Do this
Extract each line holding the word "HAINAN" from the entries.

-- BEGIN --

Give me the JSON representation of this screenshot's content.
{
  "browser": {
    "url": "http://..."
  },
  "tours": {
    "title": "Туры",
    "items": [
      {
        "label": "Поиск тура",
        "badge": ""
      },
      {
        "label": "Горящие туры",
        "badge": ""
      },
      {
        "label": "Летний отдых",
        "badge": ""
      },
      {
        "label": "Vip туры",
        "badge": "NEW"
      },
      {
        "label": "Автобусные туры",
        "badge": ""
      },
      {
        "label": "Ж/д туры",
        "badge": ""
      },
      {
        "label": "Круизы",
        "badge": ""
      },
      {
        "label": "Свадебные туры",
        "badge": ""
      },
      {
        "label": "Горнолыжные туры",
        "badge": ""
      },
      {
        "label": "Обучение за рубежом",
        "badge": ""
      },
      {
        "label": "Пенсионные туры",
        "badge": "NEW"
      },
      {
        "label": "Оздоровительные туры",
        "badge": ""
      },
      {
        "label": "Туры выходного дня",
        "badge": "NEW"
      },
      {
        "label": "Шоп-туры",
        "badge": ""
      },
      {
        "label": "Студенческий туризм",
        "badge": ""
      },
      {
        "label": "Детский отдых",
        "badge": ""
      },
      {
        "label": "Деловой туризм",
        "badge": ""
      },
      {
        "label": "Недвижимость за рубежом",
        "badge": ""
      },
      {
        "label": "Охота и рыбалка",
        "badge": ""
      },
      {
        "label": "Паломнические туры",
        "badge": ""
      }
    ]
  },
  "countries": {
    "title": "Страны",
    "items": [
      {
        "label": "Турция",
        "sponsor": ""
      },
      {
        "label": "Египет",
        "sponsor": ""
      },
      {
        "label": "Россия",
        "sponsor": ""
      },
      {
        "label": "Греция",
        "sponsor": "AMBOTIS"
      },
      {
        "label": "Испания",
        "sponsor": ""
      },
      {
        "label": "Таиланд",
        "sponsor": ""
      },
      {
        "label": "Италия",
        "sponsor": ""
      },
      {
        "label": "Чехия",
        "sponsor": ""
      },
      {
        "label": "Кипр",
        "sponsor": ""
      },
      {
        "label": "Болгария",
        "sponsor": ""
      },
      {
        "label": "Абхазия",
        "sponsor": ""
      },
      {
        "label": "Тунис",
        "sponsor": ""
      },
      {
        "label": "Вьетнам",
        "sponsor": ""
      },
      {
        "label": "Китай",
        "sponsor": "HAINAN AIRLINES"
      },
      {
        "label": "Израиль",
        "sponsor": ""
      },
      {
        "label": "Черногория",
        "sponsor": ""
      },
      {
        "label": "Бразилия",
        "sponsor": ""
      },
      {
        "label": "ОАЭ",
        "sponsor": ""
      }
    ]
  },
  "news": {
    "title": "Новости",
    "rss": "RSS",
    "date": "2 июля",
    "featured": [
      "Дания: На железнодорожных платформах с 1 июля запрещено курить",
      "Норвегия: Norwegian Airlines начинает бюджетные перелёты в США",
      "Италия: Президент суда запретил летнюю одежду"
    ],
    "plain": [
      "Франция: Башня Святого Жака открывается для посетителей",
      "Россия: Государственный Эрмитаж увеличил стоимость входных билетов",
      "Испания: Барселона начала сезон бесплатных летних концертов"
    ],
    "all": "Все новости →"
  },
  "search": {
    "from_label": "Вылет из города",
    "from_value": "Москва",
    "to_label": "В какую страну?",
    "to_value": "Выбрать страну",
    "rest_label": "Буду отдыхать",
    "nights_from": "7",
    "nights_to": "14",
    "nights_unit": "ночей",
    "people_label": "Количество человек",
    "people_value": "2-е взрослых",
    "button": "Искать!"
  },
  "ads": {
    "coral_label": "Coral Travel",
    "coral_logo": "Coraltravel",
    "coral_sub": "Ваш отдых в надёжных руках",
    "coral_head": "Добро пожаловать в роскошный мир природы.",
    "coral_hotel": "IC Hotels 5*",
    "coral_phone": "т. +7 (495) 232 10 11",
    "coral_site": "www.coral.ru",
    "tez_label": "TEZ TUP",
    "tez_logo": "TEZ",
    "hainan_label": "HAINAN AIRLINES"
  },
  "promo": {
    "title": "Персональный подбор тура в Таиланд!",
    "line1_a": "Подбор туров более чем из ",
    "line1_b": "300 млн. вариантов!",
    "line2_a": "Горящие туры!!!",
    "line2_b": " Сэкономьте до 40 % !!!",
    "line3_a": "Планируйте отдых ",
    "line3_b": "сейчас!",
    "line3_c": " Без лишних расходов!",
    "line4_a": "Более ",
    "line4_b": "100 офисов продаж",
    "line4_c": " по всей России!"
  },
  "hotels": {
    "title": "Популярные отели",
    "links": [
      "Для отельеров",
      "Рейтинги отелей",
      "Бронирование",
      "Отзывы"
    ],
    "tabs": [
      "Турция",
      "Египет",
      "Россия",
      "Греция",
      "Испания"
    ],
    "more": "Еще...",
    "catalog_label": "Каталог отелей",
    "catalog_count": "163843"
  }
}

-- END --
-- BEGIN --

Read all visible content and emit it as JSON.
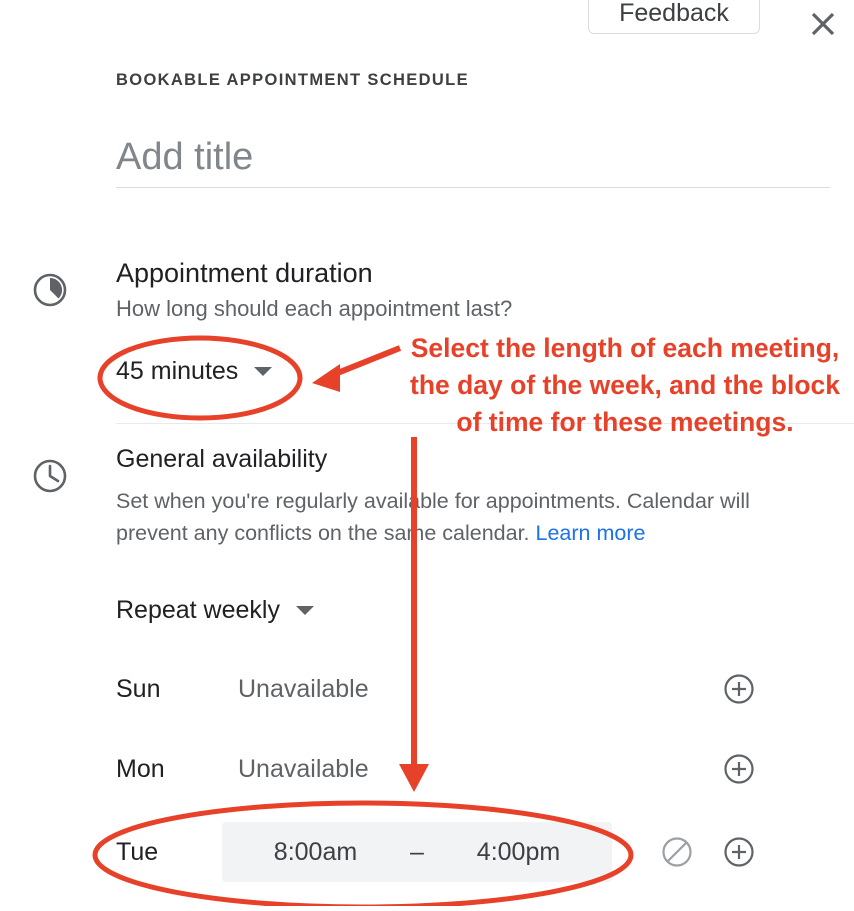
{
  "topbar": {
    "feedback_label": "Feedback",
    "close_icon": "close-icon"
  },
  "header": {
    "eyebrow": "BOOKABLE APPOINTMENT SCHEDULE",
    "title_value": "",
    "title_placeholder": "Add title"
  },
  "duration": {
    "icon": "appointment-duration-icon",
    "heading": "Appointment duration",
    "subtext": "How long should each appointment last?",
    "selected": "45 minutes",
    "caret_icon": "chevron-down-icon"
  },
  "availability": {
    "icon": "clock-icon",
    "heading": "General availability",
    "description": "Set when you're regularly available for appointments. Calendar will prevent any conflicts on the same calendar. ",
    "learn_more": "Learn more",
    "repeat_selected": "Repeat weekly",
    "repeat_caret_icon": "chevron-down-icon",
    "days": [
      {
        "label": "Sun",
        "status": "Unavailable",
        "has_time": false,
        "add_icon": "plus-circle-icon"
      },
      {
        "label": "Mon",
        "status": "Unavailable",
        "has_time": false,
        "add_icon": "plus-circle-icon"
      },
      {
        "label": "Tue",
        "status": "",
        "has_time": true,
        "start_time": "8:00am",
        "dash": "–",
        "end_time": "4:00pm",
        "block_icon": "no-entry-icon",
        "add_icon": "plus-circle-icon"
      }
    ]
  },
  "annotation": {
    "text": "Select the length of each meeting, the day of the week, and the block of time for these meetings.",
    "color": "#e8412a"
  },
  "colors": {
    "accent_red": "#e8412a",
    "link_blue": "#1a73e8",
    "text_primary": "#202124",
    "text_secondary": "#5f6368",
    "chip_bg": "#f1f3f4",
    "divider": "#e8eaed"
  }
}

-- END --

Solution to this problem
        "sponsor": "HAINAN AIRLINES"
    "hainan_label": "HAINAN AIRLINES"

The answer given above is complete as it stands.